Direction >>
Quote, verbatim, all material below, without pictures.

(Stored data)

-- -- --

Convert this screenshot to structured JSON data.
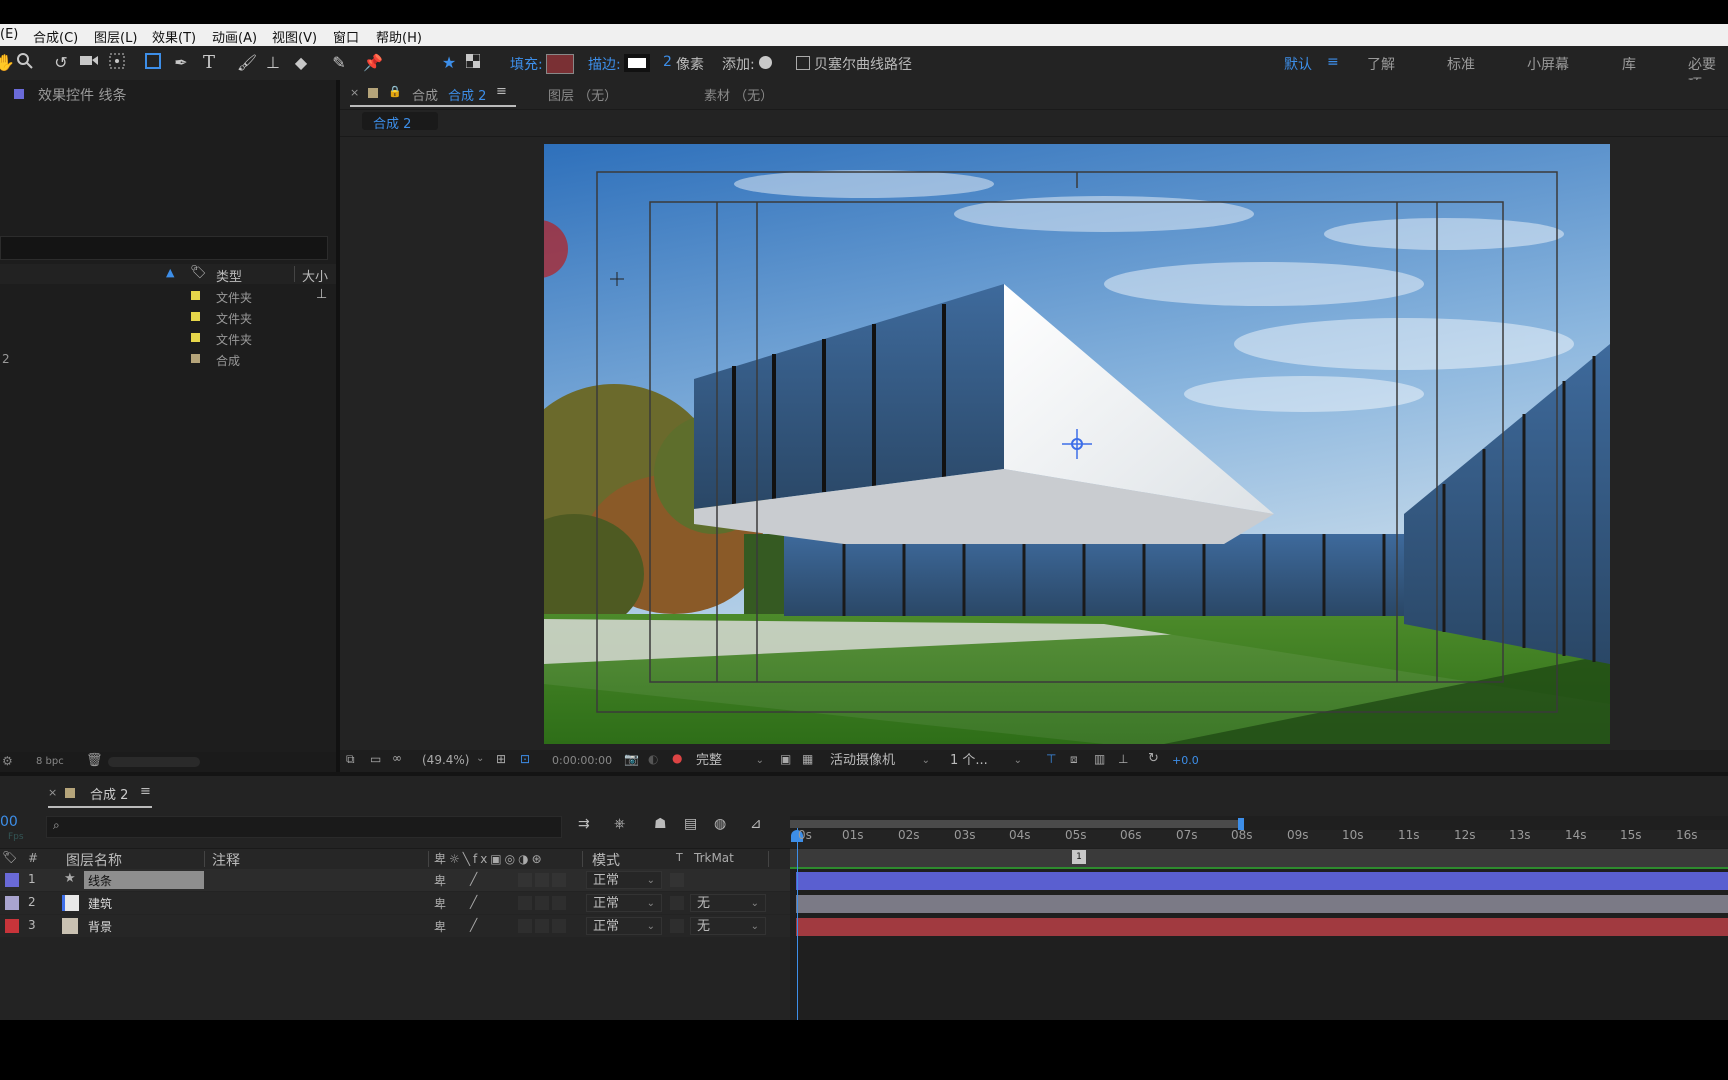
{
  "menu": [
    "(E)",
    "合成(C)",
    "图层(L)",
    "效果(T)",
    "动画(A)",
    "视图(V)",
    "窗口",
    "帮助(H)"
  ],
  "toolbar": {
    "fill_label": "填充:",
    "stroke_label": "描边:",
    "stroke_width": "2",
    "stroke_unit": "像素",
    "add_label": "添加:",
    "bezier_label": "贝塞尔曲线路径",
    "workspaces": [
      "默认",
      "了解",
      "标准",
      "小屏幕",
      "库",
      "必要项"
    ]
  },
  "effects_panel": {
    "title": "效果控件 线条"
  },
  "project": {
    "col_type": "类型",
    "col_size": "大小",
    "rows": [
      {
        "prefix": "",
        "type": "文件夹",
        "color": "#e6d64a"
      },
      {
        "prefix": "",
        "type": "文件夹",
        "color": "#e6d64a"
      },
      {
        "prefix": "",
        "type": "文件夹",
        "color": "#e6d64a"
      },
      {
        "prefix": "2",
        "type": "合成",
        "color": "#b5a47a"
      }
    ],
    "bpc": "8 bpc"
  },
  "comp_tabs": {
    "comp_tab_prefix": "合成",
    "comp_tab_name": "合成 2",
    "layer_tab": "图层 （无）",
    "footage_tab": "素材 （无）",
    "breadcrumb": "合成 2"
  },
  "viewer_bar": {
    "zoom": "(49.4%)",
    "timecode": "0:00:00:00",
    "quality": "完整",
    "camera": "活动摄像机",
    "views": "1 个...",
    "exposure": "+0.0"
  },
  "timeline": {
    "tab_name": "合成 2",
    "current_time": "00",
    "fps_hint": "Fps",
    "col_num": "#",
    "col_layer_name": "图层名称",
    "col_comment": "注释",
    "col_mode": "模式",
    "col_t": "T",
    "col_trkmat": "TrkMat",
    "ruler": [
      "0s",
      "01s",
      "02s",
      "03s",
      "04s",
      "05s",
      "06s",
      "07s",
      "08s",
      "09s",
      "10s",
      "11s",
      "12s",
      "13s",
      "14s",
      "15s",
      "16s"
    ],
    "layers": [
      {
        "index": "1",
        "name": "线条",
        "mode": "正常",
        "trkmat": "",
        "label_color": "#6a6ad8",
        "bar_color": "#5a5fd0"
      },
      {
        "index": "2",
        "name": "建筑",
        "mode": "正常",
        "trkmat": "无",
        "label_color": "#a9a4cf",
        "bar_color": "#7b7a86"
      },
      {
        "index": "3",
        "name": "背景",
        "mode": "正常",
        "trkmat": "无",
        "label_color": "#c8343a",
        "bar_color": "#a13a40"
      }
    ]
  }
}
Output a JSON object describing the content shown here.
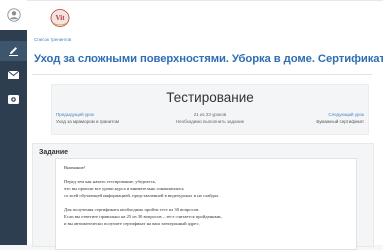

-- -- --

The result >>
Convert this screenshot to structured JSON data.
{
  "menu": [
    "(E)",
    "合成(C)",
    "图层(L)",
    "效果(T)",
    "动画(A)",
    "视图(V)",
    "窗口",
    "帮助(H)"
  ],
  "toolbar": {
    "fill_label": "填充:",
    "stroke_label": "描边:",
    "stroke_width": "2",
    "stroke_unit": "像素",
    "add_label": "添加:",
    "bezier_label": "贝塞尔曲线路径",
    "workspaces": [
      "默认",
      "了解",
      "标准",
      "小屏幕",
      "库",
      "必要项"
    ]
  },
  "effects_panel": {
    "title": "效果控件 线条"
  },
  "project": {
    "col_type": "类型",
    "col_size": "大小",
    "rows": [
      {
        "prefix": "",
        "type": "文件夹",
        "color": "#e6d64a"
      },
      {
        "prefix": "",
        "type": "文件夹",
        "color": "#e6d64a"
      },
      {
        "prefix": "",
        "type": "文件夹",
        "color": "#e6d64a"
      },
      {
        "prefix": "2",
        "type": "合成",
        "color": "#b5a47a"
      }
    ],
    "bpc": "8 bpc"
  },
  "comp_tabs": {
    "comp_tab_prefix": "合成",
    "comp_tab_name": "合成 2",
    "layer_tab": "图层 （无）",
    "footage_tab": "素材 （无）",
    "breadcrumb": "合成 2"
  },
  "viewer_bar": {
    "zoom": "(49.4%)",
    "timecode": "0:00:00:00",
    "quality": "完整",
    "camera": "活动摄像机",
    "views": "1 个...",
    "exposure": "+0.0"
  },
  "timeline": {
    "tab_name": "合成 2",
    "current_time": "00",
    "fps_hint": "Fps",
    "col_num": "#",
    "col_layer_name": "图层名称",
    "col_comment": "注释",
    "col_mode": "模式",
    "col_t": "T",
    "col_trkmat": "TrkMat",
    "ruler": [
      "0s",
      "01s",
      "02s",
      "03s",
      "04s",
      "05s",
      "06s",
      "07s",
      "08s",
      "09s",
      "10s",
      "11s",
      "12s",
      "13s",
      "14s",
      "15s",
      "16s"
    ],
    "layers": [
      {
        "index": "1",
        "name": "线条",
        "mode": "正常",
        "trkmat": "",
        "label_color": "#6a6ad8",
        "bar_color": "#5a5fd0"
      },
      {
        "index": "2",
        "name": "建筑",
        "mode": "正常",
        "trkmat": "无",
        "label_color": "#a9a4cf",
        "bar_color": "#7b7a86"
      },
      {
        "index": "3",
        "name": "背景",
        "mode": "正常",
        "trkmat": "无",
        "label_color": "#c8343a",
        "bar_color": "#a13a40"
      }
    ]
  }
}
Output a JSON object describing the content shown here.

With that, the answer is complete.